[Records excerpted from a collection]

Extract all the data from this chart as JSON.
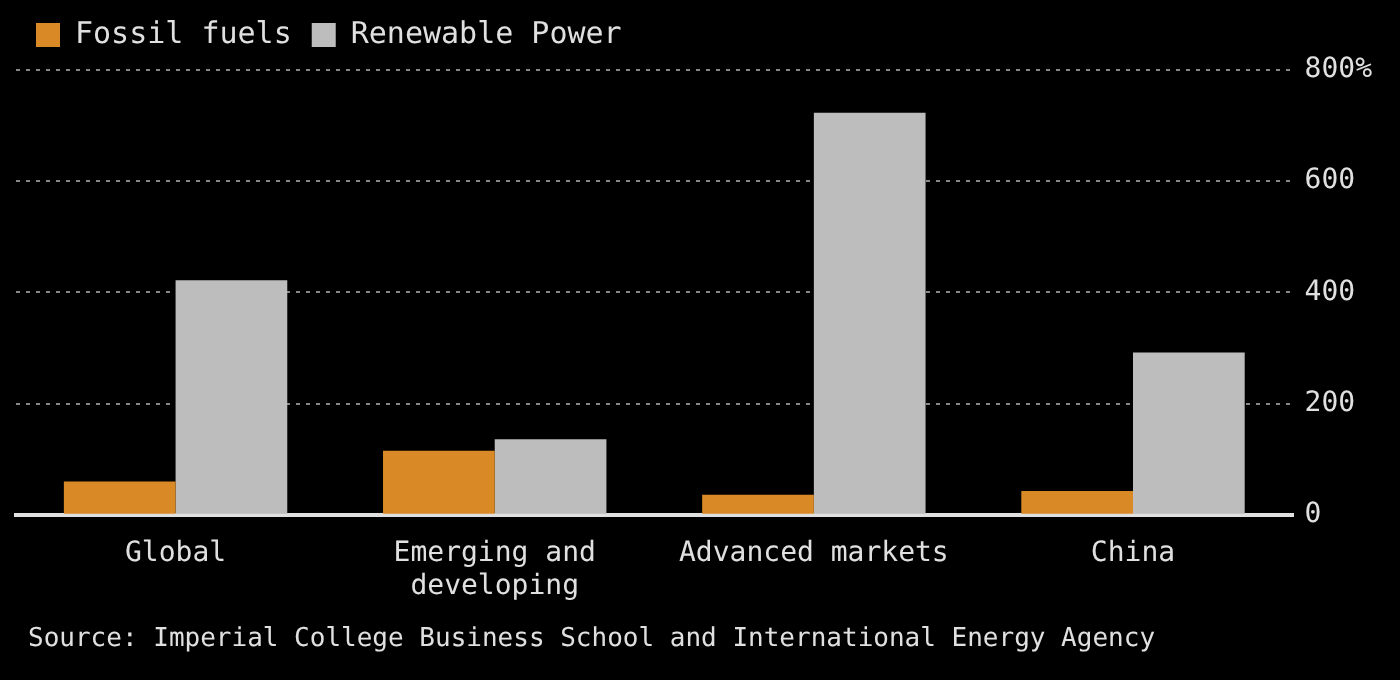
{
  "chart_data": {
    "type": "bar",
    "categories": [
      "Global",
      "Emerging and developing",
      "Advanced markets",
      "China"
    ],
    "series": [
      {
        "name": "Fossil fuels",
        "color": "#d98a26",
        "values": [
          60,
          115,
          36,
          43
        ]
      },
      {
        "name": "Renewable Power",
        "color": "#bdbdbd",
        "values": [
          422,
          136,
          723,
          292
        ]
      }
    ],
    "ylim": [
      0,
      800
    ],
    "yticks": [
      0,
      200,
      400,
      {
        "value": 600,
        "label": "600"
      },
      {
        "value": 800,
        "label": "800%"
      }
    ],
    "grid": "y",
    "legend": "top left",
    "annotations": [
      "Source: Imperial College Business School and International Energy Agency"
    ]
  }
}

» GOAL
Write the records out once more, exactly as they appear, with no pictures.

» EXERCISE RESPONSE
Extract all the data from this chart as JSON.
{
  "chart_data": {
    "type": "bar",
    "categories": [
      "Global",
      "Emerging and developing",
      "Advanced markets",
      "China"
    ],
    "series": [
      {
        "name": "Fossil fuels",
        "color": "#d98a26",
        "values": [
          60,
          115,
          36,
          43
        ]
      },
      {
        "name": "Renewable Power",
        "color": "#bdbdbd",
        "values": [
          422,
          136,
          723,
          292
        ]
      }
    ],
    "ylim": [
      0,
      800
    ],
    "yticks": [
      0,
      200,
      400,
      {
        "value": 600,
        "label": "600"
      },
      {
        "value": 800,
        "label": "800%"
      }
    ],
    "grid": "y",
    "legend": "top left",
    "annotations": [
      "Source: Imperial College Business School and International Energy Agency"
    ]
  }
}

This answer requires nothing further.